*DOCUMENT EXTRACT*
====

Memcached::ATimeoutOccurred: Key {"interlock::controller:action:action:id:tag"=>"localhost:11211:8"}

If you are the former with memcache-client errors then don’t believe the examples you’ve seen, memcache-client doesn’t work well with the way Passenger spawns Rails processes. Don’t even try it, use the memcached library instead.

If you are using Interlock and cache_fu in the same application then you need to have the Interlock plugin loaded before cache_fu. Do so in config/environment.rb like so

# load the Interlock plugin first so it will load the memcache client specified
# in memcache.yml otherwise cache_fu will load memcache-client
config.plugins = [ :interlock, :all ]

Also, when Passenger spawns a new instance of your application you must reconnect your memcache client from within Passgener’s starting_worker_process event However that code example is vague, here is what it should look like within the Rails::Initializer block in config/environment.rb

Rails::Initializer.run do |config|
  # gem and plugin configs above ....
  if defined?(PhusionPassenger)
    PhusionPassenger.on_event(:starting_worker_process) do |forked|
      if forked
        # We're in smart spawning mode ...
        if defined?(CACHE)
          Rails.logger.info('resetting memcache client')

====

*DATASET EXCERPTS*

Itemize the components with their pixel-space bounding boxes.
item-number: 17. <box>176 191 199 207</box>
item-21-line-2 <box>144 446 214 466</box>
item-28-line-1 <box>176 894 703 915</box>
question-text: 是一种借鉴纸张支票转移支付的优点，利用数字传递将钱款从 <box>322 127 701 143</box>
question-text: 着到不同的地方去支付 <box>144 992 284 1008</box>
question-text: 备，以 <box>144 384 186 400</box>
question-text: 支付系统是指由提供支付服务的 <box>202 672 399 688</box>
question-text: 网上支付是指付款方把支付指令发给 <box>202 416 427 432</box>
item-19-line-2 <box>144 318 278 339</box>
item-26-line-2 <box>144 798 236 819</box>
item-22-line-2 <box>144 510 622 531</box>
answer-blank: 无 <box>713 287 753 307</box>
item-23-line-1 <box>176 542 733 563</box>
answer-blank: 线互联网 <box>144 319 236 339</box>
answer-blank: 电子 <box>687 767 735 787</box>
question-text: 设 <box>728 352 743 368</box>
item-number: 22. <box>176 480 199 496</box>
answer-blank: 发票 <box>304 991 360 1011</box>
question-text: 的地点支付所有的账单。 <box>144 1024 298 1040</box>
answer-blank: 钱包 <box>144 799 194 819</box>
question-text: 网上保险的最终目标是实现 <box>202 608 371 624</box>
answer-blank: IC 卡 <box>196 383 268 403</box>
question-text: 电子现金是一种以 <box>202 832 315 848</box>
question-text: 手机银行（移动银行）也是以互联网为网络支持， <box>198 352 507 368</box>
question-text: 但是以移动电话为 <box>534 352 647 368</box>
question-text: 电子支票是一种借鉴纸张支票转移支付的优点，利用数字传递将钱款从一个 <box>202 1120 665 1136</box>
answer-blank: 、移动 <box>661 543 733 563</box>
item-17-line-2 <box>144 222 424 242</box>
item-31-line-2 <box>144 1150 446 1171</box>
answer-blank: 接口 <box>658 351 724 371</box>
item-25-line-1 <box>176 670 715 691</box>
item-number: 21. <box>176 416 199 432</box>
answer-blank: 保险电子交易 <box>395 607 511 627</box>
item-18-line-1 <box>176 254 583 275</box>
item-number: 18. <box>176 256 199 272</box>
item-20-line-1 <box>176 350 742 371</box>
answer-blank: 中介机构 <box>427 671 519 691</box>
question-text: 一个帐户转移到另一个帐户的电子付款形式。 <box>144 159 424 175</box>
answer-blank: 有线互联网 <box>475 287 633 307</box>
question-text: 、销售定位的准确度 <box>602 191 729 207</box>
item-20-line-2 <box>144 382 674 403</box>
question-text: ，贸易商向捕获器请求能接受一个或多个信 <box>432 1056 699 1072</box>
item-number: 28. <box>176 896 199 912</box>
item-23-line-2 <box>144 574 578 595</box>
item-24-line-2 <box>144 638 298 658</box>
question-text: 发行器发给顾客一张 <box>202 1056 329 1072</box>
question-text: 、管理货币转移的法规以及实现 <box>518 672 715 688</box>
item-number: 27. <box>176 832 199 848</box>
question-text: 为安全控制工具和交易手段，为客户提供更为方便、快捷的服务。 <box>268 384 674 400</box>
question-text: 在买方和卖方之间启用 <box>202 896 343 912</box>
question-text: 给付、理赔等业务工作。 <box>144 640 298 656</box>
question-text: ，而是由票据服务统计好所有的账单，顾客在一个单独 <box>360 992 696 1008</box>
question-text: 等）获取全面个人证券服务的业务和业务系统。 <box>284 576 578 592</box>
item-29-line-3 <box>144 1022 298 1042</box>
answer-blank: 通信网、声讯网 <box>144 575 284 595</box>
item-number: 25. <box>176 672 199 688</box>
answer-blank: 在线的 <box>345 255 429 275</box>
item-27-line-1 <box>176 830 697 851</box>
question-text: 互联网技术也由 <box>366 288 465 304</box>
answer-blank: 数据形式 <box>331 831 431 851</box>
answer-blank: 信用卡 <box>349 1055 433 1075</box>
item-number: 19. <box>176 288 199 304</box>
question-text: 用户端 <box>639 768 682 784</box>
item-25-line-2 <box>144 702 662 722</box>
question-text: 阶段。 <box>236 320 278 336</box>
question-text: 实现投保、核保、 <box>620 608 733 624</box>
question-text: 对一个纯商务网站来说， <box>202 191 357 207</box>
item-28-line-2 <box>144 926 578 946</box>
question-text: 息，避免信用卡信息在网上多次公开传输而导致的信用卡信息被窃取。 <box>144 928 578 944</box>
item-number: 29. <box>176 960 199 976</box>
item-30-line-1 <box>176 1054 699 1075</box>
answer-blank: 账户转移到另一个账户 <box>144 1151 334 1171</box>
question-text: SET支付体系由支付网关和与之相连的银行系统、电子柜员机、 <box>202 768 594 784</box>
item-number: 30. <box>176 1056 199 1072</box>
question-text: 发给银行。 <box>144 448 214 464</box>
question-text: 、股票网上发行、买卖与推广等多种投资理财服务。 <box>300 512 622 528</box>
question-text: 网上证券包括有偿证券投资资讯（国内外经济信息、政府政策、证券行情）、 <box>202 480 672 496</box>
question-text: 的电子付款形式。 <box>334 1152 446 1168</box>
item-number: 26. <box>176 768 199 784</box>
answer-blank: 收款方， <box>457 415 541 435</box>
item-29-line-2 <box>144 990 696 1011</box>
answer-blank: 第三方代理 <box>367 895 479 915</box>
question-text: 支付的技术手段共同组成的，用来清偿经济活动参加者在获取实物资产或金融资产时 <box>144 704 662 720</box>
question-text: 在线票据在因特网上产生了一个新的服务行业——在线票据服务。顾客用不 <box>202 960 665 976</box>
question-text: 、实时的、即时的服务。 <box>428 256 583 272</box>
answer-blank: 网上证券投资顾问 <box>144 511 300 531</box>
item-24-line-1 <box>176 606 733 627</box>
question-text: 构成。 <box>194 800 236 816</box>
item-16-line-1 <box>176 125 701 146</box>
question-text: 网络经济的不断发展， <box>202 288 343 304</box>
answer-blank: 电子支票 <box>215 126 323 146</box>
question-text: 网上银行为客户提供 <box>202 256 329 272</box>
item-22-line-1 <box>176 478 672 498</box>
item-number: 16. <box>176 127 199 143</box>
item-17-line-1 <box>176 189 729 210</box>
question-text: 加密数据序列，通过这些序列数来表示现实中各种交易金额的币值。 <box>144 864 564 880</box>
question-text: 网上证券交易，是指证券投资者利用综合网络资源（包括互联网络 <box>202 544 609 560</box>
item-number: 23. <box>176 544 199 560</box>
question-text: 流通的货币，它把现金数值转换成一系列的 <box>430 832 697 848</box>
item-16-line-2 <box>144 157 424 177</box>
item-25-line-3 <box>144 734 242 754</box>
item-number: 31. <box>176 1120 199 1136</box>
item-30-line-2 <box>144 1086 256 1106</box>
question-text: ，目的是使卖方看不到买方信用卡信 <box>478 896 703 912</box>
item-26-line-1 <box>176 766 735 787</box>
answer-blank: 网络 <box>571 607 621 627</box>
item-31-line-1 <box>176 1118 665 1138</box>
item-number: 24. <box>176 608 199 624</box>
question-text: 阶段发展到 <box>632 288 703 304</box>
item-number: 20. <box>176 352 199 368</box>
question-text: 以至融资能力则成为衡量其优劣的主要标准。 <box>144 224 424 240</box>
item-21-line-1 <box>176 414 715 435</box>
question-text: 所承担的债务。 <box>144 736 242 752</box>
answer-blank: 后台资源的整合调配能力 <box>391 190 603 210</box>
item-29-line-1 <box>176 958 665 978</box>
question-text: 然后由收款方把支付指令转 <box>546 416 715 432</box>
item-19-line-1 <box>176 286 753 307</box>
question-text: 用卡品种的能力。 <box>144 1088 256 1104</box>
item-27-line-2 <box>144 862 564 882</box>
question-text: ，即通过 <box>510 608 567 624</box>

====

*QUESTIONS*
[A] List the memcache client libraries and caching plugins named in the text on using memcache with Passenger.
[B] In the text on using memcache with Passenger, which plugin needs to be loaded before cache_fu?
[C] Write the rest of the text on using memcache with Passenger, starting after its last line.

*ANSWERS TO THIS EXERCISE*
[A]
memcache-client
memcached
Interlock
cache_fu

[B] The Interlock plugin.

[C]
          CACHE.reset
          Object.send(:remove_const, 'CACHE')
          Interlock::Config.run!
        end
      else
        # We're in conservative spawning mode. We don't need to do anything.
      end
    end
  end
end

What is happening in the code above is that we are closing (with reset) the current memcached connection and are then forcing Interlock to initiate a new memcached connection within it’s helper Interlock::Config.run! method. run! will not fire if the global constant CACHE has already been assigned.

The last thing we need to do is put some timeout protection around the Mecached::Rails client when it is getting and setting values from the memcache server. Interlock has a locking mechanism when its writing to the memcache server and will try to perform the write up to five times if the server doesn’t acknowledge that the write has occured. If a timeout exception bubbles up from the runtime then the purpose of the lock is defeated and it is not able to be retried. The same can be said for reads. Your application shouldn’t have a rendering error if a single read fails to complete from the memcache server. With Interlock if a memached read returns a nil value then all that happends is the code in the behavior_cache and view_cache blocks are executed. Read and write caching errors should not be imposed upon the user’s experience, in my opinion.

To do this make an initializer named config/initializers/memcached_rails.rb as the name reveals the purpose of the file. It will alias method chain Memcached::Rails get and set operations so that they only return nil instead of bubbling up a timeout error when they occur. As I already pointed out if Interlock receives a nil value from a read or a write it will proceed and execute the view_cache and/or behavior_cache blocks you have specified in your application. Memcached::Rails get and set operations underpin Interlock’s reads and writes.

class Memcached::Rails
  def get_with_timeout_protection(*args)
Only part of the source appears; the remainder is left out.